Raw records:

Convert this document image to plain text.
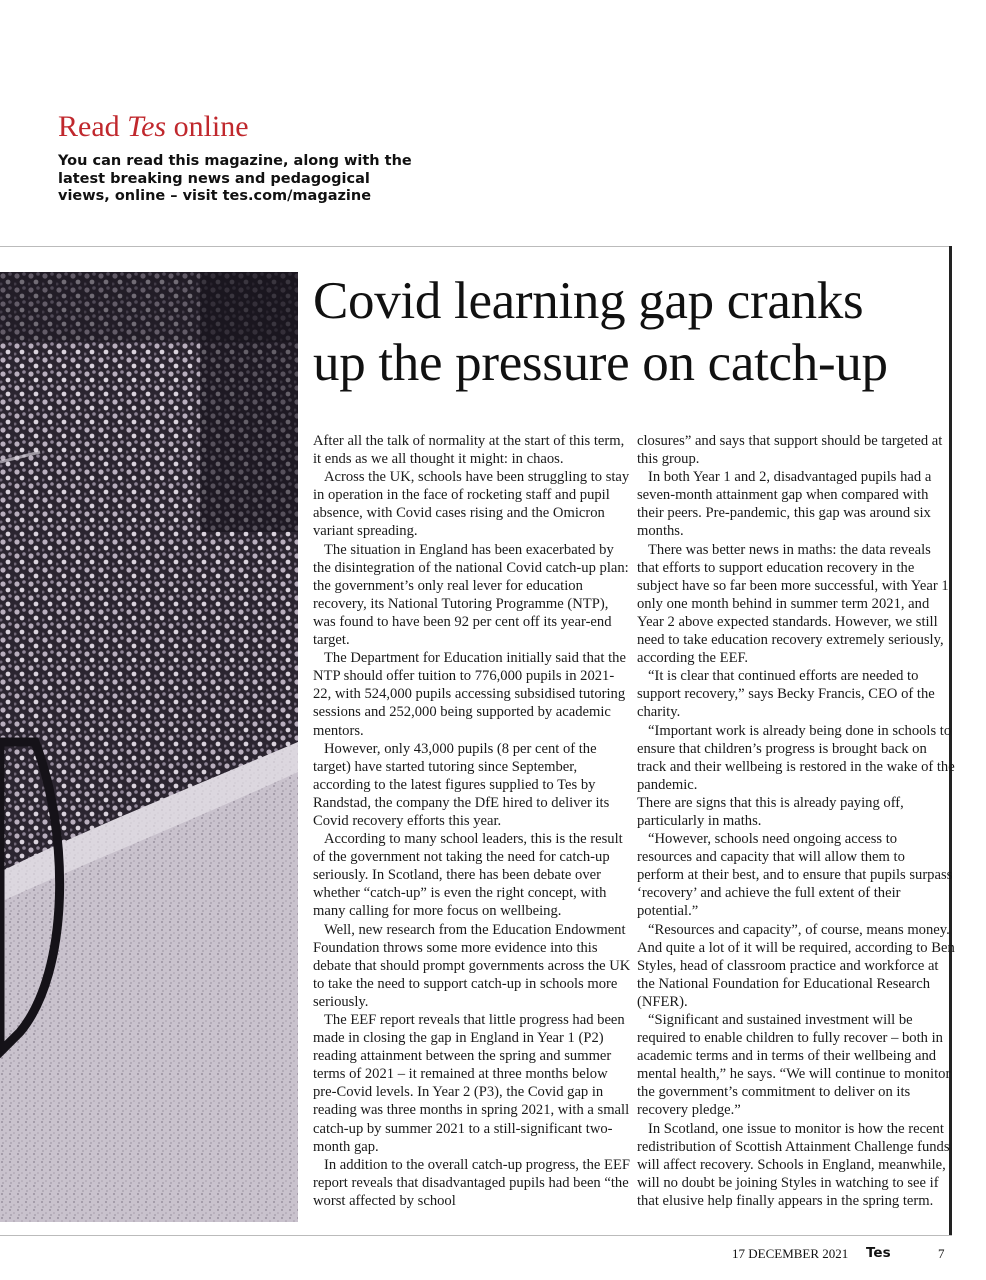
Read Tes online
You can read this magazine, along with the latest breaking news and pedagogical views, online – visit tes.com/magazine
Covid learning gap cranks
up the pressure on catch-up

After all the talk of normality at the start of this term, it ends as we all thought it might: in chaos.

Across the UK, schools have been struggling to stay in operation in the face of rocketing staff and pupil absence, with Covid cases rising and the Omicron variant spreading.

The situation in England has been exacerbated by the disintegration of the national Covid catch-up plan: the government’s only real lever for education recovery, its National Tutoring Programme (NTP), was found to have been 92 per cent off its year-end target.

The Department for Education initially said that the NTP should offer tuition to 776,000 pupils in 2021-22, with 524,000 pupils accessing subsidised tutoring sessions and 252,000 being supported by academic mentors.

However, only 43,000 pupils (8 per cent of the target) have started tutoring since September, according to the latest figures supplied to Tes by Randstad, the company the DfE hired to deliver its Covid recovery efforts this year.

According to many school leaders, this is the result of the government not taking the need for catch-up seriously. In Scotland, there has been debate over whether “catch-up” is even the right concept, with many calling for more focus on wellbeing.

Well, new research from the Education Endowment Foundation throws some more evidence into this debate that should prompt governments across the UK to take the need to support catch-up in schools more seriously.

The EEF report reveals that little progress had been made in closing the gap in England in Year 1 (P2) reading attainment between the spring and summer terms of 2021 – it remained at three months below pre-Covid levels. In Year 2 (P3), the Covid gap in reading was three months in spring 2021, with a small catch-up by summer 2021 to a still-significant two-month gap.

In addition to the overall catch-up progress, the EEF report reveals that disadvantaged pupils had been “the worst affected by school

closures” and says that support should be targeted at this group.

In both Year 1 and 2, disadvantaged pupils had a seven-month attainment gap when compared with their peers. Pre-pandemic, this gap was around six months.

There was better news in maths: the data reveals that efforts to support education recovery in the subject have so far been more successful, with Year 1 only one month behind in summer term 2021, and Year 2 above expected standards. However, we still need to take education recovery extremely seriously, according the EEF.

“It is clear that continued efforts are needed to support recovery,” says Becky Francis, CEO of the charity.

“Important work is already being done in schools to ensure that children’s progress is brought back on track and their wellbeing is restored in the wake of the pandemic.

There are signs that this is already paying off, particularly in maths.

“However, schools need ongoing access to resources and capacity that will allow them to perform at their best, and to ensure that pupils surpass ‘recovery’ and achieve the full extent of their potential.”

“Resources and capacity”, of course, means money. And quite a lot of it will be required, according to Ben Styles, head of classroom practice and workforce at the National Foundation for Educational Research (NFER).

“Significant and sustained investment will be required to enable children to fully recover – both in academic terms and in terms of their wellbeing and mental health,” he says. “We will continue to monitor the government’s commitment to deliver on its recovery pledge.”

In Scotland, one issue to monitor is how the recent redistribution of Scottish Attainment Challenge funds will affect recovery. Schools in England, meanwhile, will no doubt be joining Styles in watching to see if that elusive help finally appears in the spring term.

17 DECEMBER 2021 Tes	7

==

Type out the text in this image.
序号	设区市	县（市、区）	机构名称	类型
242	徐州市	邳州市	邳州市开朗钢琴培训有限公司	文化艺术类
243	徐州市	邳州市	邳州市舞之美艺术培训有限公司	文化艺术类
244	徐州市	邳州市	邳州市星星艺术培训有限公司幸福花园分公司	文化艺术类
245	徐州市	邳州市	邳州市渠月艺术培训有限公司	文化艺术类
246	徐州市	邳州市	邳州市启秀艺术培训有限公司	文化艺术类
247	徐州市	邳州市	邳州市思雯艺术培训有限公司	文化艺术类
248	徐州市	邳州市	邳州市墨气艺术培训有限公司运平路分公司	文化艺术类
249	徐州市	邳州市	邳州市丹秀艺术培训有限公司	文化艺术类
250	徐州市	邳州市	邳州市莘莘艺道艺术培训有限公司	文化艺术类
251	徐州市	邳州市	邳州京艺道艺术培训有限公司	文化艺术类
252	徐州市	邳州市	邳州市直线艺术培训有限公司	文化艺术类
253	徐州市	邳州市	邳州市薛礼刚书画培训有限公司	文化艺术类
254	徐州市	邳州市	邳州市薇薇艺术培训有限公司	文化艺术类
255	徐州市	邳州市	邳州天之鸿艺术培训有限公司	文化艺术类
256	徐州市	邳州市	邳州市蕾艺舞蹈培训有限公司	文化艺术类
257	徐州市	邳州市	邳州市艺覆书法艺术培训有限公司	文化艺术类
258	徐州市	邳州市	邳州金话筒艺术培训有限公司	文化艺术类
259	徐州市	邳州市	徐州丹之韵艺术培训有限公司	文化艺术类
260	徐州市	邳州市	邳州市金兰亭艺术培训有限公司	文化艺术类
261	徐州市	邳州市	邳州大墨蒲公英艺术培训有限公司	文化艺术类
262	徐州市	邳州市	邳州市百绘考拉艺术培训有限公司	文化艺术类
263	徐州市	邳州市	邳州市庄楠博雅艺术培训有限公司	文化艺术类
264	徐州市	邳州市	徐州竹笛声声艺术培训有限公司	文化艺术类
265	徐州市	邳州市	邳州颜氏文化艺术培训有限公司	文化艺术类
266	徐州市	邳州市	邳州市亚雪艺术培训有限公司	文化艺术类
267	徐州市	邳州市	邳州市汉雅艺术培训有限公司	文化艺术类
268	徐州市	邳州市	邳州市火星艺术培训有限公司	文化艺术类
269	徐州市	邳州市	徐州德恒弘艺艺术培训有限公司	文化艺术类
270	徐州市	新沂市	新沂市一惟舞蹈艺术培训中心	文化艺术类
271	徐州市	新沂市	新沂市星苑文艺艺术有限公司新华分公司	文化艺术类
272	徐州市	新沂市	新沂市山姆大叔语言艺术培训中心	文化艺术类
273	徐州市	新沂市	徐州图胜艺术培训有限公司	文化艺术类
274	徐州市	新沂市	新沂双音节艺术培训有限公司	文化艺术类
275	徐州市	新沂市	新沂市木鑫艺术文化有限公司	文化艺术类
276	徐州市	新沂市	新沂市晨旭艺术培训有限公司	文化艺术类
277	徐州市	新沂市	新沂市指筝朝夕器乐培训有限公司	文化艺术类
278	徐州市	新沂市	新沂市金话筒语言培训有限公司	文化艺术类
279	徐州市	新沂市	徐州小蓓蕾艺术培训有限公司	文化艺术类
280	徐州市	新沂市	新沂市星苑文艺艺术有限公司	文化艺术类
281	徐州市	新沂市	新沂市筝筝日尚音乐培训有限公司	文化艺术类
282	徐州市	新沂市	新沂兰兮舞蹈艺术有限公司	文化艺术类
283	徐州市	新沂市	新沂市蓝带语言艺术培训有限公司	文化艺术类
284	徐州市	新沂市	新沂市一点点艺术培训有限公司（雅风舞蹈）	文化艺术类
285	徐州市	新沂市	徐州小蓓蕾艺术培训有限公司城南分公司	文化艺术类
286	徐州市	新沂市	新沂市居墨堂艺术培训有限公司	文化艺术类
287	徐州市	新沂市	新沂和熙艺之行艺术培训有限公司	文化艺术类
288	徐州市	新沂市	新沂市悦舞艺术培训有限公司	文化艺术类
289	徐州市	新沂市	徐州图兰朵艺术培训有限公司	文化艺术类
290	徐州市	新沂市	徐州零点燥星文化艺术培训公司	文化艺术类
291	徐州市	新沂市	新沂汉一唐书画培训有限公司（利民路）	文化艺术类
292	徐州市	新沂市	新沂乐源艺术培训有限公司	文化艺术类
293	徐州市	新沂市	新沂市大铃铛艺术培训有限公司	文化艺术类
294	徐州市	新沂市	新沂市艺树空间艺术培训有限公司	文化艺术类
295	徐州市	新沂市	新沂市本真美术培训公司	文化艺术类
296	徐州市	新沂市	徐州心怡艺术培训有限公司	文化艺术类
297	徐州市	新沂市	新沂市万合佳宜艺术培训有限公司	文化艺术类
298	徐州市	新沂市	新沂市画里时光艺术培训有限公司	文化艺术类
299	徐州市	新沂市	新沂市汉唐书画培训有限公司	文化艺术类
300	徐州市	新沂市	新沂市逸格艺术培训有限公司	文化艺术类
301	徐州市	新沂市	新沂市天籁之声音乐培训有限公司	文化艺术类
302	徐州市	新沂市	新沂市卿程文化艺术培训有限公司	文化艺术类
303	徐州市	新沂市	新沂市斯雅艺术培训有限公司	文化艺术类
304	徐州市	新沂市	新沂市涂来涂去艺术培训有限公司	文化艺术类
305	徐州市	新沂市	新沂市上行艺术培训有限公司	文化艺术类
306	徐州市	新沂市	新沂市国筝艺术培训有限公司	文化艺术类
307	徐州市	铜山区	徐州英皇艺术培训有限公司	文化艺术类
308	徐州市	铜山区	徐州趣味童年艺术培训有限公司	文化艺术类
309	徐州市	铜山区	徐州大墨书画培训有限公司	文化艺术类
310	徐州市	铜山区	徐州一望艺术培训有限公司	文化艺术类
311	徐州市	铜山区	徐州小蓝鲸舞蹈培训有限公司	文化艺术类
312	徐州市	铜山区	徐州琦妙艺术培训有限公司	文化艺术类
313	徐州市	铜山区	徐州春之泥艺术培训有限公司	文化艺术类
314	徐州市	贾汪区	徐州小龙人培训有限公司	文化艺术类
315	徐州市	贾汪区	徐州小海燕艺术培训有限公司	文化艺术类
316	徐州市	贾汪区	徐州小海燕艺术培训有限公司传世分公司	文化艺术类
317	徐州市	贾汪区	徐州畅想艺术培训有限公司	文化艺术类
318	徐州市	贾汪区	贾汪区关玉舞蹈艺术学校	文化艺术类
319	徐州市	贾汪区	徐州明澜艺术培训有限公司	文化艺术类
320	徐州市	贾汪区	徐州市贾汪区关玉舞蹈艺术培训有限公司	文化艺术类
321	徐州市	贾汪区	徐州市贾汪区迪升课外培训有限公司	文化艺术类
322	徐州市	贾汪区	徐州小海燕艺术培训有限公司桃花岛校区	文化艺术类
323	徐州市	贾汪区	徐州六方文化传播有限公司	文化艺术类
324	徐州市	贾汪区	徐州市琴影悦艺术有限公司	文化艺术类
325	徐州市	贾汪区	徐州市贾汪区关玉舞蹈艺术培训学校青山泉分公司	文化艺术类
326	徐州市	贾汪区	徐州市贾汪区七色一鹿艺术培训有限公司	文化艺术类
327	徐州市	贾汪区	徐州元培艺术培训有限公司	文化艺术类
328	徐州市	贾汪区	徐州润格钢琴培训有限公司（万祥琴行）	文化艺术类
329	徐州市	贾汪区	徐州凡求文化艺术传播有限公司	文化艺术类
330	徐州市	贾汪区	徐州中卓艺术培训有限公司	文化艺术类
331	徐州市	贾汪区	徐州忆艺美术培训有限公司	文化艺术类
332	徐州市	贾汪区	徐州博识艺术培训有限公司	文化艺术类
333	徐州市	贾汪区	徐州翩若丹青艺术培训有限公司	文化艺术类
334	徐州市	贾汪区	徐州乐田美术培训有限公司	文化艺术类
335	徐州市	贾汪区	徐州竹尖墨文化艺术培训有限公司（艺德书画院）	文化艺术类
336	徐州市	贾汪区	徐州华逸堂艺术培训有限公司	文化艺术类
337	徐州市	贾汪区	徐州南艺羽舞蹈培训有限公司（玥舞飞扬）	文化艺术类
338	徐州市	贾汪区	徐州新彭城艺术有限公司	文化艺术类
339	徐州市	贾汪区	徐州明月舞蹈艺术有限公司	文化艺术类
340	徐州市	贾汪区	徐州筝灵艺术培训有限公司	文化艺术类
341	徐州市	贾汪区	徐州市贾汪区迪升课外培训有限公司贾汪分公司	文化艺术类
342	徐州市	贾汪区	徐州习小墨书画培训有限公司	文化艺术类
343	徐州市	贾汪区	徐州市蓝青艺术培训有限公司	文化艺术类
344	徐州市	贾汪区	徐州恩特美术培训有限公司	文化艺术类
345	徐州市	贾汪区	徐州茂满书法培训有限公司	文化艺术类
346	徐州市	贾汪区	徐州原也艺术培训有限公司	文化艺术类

* * *

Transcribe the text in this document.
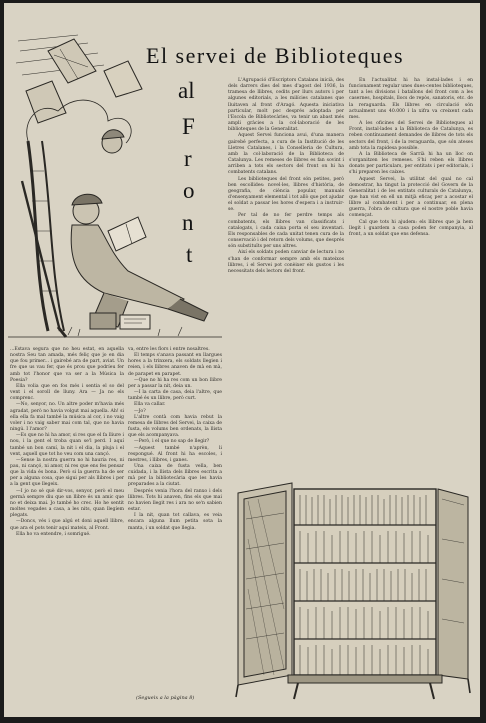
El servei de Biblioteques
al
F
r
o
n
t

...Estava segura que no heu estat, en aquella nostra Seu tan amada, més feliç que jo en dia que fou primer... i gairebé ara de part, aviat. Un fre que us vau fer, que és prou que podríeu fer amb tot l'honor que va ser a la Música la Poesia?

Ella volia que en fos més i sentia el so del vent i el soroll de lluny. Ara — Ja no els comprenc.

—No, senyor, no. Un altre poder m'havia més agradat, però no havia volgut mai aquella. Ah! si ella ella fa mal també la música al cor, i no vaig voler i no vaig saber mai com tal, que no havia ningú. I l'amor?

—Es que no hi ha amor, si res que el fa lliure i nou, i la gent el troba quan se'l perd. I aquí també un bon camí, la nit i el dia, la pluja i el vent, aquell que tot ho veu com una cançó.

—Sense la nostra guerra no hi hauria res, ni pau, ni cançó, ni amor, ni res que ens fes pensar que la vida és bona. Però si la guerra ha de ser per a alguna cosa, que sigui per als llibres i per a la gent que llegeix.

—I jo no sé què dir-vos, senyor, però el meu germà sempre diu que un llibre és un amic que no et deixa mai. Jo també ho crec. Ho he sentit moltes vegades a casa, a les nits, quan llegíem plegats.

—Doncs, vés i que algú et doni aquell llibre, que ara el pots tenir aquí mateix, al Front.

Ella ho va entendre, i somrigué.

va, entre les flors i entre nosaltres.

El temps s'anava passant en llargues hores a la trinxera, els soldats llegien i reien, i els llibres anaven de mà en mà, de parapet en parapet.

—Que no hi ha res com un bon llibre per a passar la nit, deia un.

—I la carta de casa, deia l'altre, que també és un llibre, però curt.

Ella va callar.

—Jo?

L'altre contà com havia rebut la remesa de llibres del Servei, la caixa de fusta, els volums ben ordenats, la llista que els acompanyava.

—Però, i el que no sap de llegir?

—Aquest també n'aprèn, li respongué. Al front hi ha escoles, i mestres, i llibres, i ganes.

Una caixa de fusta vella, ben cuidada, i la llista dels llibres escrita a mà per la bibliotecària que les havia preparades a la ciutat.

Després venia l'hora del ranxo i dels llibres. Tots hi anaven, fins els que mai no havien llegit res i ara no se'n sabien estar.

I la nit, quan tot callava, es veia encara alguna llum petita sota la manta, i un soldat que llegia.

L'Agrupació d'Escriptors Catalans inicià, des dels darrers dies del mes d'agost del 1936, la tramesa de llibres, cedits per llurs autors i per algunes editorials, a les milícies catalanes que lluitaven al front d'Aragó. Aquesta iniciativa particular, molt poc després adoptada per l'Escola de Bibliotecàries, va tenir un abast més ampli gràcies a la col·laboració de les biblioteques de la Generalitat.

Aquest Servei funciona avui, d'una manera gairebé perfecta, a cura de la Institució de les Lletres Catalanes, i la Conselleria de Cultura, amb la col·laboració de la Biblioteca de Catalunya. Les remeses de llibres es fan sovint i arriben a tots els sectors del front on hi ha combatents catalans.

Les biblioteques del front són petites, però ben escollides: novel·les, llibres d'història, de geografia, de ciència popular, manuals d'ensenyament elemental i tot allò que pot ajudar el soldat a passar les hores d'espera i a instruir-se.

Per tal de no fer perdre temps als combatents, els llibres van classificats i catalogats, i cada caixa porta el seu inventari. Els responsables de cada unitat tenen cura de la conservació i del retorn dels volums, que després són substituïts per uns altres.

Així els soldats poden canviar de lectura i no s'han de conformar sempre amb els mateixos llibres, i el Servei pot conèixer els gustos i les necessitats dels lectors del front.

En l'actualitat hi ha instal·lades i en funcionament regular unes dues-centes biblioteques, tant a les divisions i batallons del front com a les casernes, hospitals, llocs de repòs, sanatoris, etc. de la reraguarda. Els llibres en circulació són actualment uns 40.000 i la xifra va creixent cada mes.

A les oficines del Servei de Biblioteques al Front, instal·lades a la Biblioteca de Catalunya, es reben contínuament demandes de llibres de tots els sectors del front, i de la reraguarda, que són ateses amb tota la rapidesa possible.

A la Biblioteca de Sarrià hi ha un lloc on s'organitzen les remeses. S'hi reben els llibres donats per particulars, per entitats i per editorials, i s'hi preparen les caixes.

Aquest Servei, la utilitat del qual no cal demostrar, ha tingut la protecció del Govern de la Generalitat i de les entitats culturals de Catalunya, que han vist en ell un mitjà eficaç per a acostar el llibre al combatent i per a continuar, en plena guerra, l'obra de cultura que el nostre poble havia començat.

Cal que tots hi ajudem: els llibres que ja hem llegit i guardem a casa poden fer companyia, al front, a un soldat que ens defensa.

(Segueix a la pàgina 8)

* EXERCISE GOAL *
Where a line in the material above holds "Foundation", copy that line.

* EXPECTED ANSWER *
Well, new research from the Education Endowment Foundation throws some more evidence into this debate that should prompt governments across the UK to take the need to support catch-up in schools more seriously.
“Resources and capacity”, of course, means money. And quite a lot of it will be required, according to Ben Styles, head of classroom practice and workforce at the National Foundation for Educational Research (NFER).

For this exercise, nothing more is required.